■ **EXTRACTED INFORMATION**:
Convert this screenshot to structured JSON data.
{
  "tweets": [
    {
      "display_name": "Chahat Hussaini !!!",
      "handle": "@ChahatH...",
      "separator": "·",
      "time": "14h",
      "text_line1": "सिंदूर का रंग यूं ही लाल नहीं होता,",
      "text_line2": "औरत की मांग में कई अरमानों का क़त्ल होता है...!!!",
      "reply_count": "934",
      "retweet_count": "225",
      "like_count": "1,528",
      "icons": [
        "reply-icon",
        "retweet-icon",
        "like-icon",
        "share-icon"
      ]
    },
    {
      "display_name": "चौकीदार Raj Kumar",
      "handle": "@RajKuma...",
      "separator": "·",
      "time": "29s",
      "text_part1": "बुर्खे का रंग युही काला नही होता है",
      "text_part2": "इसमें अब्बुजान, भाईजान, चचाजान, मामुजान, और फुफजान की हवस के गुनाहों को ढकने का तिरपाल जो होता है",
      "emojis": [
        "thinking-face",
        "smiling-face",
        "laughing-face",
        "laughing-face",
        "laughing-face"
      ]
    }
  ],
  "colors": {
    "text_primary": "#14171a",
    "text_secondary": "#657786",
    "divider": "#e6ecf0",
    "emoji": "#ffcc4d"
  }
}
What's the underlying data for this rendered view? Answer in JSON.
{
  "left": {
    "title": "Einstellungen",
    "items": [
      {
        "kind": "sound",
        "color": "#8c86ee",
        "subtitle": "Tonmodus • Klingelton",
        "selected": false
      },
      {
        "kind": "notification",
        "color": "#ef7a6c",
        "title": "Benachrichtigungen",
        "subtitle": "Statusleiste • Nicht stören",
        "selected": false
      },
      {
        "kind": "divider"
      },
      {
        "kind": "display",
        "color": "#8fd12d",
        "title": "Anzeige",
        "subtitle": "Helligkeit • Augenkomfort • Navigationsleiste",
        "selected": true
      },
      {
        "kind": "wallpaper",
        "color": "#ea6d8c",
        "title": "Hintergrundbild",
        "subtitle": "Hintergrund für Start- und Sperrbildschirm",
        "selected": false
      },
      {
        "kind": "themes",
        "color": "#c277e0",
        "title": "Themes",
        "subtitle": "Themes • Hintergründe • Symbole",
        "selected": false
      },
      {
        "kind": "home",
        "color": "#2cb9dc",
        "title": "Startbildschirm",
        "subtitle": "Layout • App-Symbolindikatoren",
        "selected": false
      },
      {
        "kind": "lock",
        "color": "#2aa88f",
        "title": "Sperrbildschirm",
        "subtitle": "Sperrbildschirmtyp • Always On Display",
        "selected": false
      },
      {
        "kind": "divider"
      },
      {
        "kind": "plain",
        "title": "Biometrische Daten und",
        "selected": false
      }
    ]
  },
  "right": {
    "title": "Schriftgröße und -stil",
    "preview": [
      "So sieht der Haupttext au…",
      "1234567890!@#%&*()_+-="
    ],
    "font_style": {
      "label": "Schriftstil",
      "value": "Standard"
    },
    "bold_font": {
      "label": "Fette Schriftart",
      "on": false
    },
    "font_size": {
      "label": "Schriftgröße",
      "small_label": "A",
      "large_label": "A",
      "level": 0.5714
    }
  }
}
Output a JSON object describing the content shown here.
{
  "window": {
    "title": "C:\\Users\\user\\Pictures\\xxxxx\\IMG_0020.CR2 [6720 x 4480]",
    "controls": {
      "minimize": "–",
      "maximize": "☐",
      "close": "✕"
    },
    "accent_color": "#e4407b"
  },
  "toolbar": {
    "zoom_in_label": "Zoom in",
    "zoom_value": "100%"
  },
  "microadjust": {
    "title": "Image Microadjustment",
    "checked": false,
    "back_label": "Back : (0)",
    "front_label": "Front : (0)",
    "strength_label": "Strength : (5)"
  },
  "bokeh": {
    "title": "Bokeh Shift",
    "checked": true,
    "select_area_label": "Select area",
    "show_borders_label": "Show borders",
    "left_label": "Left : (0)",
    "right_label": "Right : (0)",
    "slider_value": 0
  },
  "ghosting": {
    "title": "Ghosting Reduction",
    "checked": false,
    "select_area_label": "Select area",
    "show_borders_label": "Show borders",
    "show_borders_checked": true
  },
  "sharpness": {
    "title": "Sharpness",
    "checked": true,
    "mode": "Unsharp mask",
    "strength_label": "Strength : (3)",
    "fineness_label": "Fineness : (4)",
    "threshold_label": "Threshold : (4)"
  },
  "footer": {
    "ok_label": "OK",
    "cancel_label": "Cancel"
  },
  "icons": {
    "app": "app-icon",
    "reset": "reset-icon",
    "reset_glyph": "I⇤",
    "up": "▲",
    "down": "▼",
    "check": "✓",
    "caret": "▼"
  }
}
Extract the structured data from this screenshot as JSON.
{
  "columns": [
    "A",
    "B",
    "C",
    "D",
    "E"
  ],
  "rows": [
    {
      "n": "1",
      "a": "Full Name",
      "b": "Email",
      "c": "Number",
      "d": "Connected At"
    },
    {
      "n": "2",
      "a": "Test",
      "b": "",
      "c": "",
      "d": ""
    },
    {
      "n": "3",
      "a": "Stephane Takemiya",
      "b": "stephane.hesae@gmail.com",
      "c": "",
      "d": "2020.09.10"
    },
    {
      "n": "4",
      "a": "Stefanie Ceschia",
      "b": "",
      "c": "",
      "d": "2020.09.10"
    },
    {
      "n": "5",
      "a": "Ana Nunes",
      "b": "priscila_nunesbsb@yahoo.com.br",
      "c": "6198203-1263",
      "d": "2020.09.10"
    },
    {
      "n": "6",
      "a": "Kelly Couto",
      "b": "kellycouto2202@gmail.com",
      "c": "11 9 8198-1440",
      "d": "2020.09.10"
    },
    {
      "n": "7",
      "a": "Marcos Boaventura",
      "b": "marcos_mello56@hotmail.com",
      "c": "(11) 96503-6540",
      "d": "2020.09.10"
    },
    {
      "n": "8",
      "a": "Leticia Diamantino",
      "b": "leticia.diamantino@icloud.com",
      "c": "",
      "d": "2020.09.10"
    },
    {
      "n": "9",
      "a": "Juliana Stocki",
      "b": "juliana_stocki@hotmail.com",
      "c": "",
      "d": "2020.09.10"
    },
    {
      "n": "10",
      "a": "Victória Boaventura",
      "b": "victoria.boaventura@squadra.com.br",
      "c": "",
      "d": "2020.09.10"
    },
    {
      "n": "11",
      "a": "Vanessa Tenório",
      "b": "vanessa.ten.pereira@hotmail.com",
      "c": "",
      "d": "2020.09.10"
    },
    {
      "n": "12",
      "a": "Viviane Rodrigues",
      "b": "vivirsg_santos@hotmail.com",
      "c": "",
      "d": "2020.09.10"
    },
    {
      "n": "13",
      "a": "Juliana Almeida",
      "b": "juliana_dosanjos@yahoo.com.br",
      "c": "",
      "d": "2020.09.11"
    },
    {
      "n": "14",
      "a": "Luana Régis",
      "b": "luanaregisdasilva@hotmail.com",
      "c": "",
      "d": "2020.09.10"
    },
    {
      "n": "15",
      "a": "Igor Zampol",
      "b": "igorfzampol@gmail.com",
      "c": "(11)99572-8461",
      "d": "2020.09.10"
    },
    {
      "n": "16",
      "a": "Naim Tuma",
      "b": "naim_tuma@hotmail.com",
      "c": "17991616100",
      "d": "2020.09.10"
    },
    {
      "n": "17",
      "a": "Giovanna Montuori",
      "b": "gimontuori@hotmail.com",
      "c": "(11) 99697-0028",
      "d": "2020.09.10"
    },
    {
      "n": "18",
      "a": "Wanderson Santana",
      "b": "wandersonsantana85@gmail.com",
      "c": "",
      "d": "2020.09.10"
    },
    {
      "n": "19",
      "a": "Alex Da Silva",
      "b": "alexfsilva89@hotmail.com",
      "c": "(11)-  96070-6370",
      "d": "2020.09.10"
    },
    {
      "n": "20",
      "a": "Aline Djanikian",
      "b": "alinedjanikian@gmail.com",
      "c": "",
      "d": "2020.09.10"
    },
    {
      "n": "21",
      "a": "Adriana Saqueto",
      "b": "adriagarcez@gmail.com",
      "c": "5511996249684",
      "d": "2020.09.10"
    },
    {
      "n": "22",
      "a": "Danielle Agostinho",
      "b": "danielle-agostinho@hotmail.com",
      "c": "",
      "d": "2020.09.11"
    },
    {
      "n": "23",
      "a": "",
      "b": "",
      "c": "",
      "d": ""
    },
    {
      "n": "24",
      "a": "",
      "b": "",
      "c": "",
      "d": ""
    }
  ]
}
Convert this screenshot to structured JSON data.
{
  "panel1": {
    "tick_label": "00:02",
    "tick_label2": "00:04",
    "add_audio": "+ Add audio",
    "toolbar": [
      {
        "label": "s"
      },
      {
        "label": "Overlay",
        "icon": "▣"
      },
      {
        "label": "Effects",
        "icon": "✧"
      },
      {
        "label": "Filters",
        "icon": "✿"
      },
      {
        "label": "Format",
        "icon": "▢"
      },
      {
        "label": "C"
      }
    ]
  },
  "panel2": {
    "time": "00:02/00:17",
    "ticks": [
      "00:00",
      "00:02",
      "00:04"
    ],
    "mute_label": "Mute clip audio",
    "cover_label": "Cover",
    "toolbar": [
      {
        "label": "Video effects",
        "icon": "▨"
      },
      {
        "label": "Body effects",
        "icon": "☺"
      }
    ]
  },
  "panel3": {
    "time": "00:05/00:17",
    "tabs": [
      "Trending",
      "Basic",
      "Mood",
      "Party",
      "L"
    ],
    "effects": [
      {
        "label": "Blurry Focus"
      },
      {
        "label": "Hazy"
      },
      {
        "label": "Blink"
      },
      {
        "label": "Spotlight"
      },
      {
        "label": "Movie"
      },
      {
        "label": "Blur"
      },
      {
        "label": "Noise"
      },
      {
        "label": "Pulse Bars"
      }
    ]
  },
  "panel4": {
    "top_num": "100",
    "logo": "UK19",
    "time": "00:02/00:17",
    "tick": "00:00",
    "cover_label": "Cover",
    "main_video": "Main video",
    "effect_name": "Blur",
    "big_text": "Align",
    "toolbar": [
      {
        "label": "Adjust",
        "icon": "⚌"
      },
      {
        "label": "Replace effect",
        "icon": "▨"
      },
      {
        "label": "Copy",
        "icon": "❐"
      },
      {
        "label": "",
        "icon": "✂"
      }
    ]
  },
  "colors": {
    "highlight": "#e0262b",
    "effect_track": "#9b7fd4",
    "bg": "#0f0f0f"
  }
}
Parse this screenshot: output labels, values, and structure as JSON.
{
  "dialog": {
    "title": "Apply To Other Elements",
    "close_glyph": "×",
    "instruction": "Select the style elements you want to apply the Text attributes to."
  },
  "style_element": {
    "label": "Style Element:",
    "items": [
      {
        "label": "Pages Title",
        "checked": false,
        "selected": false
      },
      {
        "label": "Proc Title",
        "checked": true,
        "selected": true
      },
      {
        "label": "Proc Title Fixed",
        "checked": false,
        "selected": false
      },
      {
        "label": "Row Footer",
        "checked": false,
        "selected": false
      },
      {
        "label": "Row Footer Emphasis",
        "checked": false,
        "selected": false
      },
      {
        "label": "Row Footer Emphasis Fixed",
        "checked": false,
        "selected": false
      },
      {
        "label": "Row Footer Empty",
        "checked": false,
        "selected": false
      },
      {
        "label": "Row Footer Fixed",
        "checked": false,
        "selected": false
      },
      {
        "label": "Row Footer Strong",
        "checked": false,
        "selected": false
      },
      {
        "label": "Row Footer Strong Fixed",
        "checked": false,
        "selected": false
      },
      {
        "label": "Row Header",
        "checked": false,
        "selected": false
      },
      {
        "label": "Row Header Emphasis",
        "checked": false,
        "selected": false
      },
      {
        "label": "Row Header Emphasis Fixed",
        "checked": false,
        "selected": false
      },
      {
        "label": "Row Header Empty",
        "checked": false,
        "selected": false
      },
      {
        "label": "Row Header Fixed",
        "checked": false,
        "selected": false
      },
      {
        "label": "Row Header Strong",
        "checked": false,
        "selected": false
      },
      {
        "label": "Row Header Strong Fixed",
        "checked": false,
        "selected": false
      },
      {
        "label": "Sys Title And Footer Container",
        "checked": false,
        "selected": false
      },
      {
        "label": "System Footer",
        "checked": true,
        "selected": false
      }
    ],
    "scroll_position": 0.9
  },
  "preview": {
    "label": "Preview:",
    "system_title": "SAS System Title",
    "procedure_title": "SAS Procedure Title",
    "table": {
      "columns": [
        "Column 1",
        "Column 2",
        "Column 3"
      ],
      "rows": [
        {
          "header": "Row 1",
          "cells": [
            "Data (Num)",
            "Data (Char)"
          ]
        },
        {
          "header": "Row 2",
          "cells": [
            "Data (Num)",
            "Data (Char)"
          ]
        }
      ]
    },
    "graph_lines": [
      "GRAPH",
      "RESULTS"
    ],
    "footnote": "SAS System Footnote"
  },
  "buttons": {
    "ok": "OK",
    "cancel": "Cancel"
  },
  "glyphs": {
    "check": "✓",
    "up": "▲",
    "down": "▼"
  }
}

■ **YOUR OBJECTIVE**: In the records above, find the lines containing "subtitle" and copy them.

■ **OUTPUT BELOW**:
        "subtitle": "Tonmodus • Klingelton",
        "subtitle": "Statusleiste • Nicht stören",
        "subtitle": "Helligkeit • Augenkomfort • Navigationsleiste",
        "subtitle": "Hintergrund für Start- und Sperrbildschirm",
        "subtitle": "Themes • Hintergründe • Symbole",
        "subtitle": "Layout • App-Symbolindikatoren",
        "subtitle": "Sperrbildschirmtyp • Always On Display",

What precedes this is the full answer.